§ Directions for this task
Print the whole listing exactly.

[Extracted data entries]
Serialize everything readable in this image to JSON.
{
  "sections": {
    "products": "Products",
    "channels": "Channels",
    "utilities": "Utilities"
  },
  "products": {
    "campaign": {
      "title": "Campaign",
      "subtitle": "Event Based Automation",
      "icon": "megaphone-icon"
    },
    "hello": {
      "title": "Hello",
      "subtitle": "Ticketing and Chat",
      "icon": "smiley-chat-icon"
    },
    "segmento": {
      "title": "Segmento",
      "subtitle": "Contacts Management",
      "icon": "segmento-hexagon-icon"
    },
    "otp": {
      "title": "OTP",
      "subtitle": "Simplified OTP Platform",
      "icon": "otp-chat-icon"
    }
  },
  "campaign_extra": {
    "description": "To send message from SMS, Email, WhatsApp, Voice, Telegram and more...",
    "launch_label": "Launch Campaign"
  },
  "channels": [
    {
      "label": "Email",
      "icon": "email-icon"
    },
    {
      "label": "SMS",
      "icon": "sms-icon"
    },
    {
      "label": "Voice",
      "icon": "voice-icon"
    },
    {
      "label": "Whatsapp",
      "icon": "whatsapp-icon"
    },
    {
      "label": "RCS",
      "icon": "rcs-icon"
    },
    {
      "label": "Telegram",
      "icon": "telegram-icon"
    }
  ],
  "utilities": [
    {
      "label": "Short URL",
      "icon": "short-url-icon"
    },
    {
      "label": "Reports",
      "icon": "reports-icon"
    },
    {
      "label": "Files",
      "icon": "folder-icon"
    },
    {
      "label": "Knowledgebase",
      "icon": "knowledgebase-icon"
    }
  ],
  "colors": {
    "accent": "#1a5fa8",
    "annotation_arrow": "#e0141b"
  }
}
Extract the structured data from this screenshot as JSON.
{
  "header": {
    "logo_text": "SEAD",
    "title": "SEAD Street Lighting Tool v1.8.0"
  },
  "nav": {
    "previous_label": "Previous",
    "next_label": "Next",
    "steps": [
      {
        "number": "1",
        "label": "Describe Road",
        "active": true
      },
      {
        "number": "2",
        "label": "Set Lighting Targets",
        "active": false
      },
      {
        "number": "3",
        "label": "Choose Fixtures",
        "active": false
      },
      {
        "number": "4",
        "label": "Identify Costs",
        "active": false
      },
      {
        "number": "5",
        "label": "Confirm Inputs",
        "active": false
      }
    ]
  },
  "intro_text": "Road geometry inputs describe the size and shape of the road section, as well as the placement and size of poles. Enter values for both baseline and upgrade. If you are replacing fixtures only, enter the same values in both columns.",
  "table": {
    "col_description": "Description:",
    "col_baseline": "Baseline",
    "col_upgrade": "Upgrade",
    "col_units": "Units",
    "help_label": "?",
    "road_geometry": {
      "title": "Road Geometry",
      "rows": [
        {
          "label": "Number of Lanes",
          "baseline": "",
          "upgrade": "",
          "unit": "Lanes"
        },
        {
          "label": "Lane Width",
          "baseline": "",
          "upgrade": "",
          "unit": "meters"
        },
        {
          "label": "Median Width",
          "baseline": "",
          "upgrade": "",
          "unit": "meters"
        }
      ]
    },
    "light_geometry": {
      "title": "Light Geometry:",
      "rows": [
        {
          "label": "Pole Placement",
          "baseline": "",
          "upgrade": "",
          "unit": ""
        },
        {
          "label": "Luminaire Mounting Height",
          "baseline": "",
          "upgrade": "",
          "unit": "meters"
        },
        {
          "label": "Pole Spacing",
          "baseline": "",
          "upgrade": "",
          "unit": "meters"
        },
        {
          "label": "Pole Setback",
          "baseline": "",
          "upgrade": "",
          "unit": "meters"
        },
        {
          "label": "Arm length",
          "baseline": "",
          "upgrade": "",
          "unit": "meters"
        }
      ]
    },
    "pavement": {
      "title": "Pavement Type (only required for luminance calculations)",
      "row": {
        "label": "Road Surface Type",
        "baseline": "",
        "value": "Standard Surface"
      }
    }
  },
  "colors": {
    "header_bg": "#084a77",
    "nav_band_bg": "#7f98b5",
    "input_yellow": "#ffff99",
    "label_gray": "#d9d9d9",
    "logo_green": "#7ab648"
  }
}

§ Exercise output
Serialize everything readable in this image to JSON.
{
  "sections": {
    "products": "Products",
    "channels": "Channels",
    "utilities": "Utilities"
  },
  "products": {
    "campaign": {
      "title": "Campaign",
      "subtitle": "Event Based Automation",
      "icon": "megaphone-icon"
    },
    "hello": {
      "title": "Hello",
      "subtitle": "Ticketing and Chat",
      "icon": "smiley-chat-icon"
    },
    "segmento": {
      "title": "Segmento",
      "subtitle": "Contacts Management",
      "icon": "segmento-hexagon-icon"
    },
    "otp": {
      "title": "OTP",
      "subtitle": "Simplified OTP Platform",
      "icon": "otp-chat-icon"
    }
  },
  "campaign_extra": {
    "description": "To send message from SMS, Email, WhatsApp, Voice, Telegram and more...",
    "launch_label": "Launch Campaign"
  },
  "channels": [
    {
      "label": "Email",
      "icon": "email-icon"
    },
    {
      "label": "SMS",
      "icon": "sms-icon"
    },
    {
      "label": "Voice",
      "icon": "voice-icon"
    },
    {
      "label": "Whatsapp",
      "icon": "whatsapp-icon"
    },
    {
      "label": "RCS",
      "icon": "rcs-icon"
    },
    {
      "label": "Telegram",
      "icon": "telegram-icon"
    }
  ],
  "utilities": [
    {
      "label": "Short URL",
      "icon": "short-url-icon"
    },
    {
      "label": "Reports",
      "icon": "reports-icon"
    },
    {
      "label": "Files",
      "icon": "folder-icon"
    },
    {
      "label": "Knowledgebase",
      "icon": "knowledgebase-icon"
    }
  ],
  "colors": {
    "accent": "#1a5fa8",
    "annotation_arrow": "#e0141b"
  }
}
Extract the structured data from this screenshot as JSON.
{
  "header": {
    "logo_text": "SEAD",
    "title": "SEAD Street Lighting Tool v1.8.0"
  },
  "nav": {
    "previous_label": "Previous",
    "next_label": "Next",
    "steps": [
      {
        "number": "1",
        "label": "Describe Road",
        "active": true
      },
      {
        "number": "2",
        "label": "Set Lighting Targets",
        "active": false
      },
      {
        "number": "3",
        "label": "Choose Fixtures",
        "active": false
      },
      {
        "number": "4",
        "label": "Identify Costs",
        "active": false
      },
      {
        "number": "5",
        "label": "Confirm Inputs",
        "active": false
      }
    ]
  },
  "intro_text": "Road geometry inputs describe the size and shape of the road section, as well as the placement and size of poles. Enter values for both baseline and upgrade. If you are replacing fixtures only, enter the same values in both columns.",
  "table": {
    "col_description": "Description:",
    "col_baseline": "Baseline",
    "col_upgrade": "Upgrade",
    "col_units": "Units",
    "help_label": "?",
    "road_geometry": {
      "title": "Road Geometry",
      "rows": [
        {
          "label": "Number of Lanes",
          "baseline": "",
          "upgrade": "",
          "unit": "Lanes"
        },
        {
          "label": "Lane Width",
          "baseline": "",
          "upgrade": "",
          "unit": "meters"
        },
        {
          "label": "Median Width",
          "baseline": "",
          "upgrade": "",
          "unit": "meters"
        }
      ]
    },
    "light_geometry": {
      "title": "Light Geometry:",
      "rows": [
        {
          "label": "Pole Placement",
          "baseline": "",
          "upgrade": "",
          "unit": ""
        },
        {
          "label": "Luminaire Mounting Height",
          "baseline": "",
          "upgrade": "",
          "unit": "meters"
        },
        {
          "label": "Pole Spacing",
          "baseline": "",
          "upgrade": "",
          "unit": "meters"
        },
        {
          "label": "Pole Setback",
          "baseline": "",
          "upgrade": "",
          "unit": "meters"
        },
        {
          "label": "Arm length",
          "baseline": "",
          "upgrade": "",
          "unit": "meters"
        }
      ]
    },
    "pavement": {
      "title": "Pavement Type (only required for luminance calculations)",
      "row": {
        "label": "Road Surface Type",
        "baseline": "",
        "value": "Standard Surface"
      }
    }
  },
  "colors": {
    "header_bg": "#084a77",
    "nav_band_bg": "#7f98b5",
    "input_yellow": "#ffff99",
    "label_gray": "#d9d9d9",
    "logo_green": "#7ab648"
  }
}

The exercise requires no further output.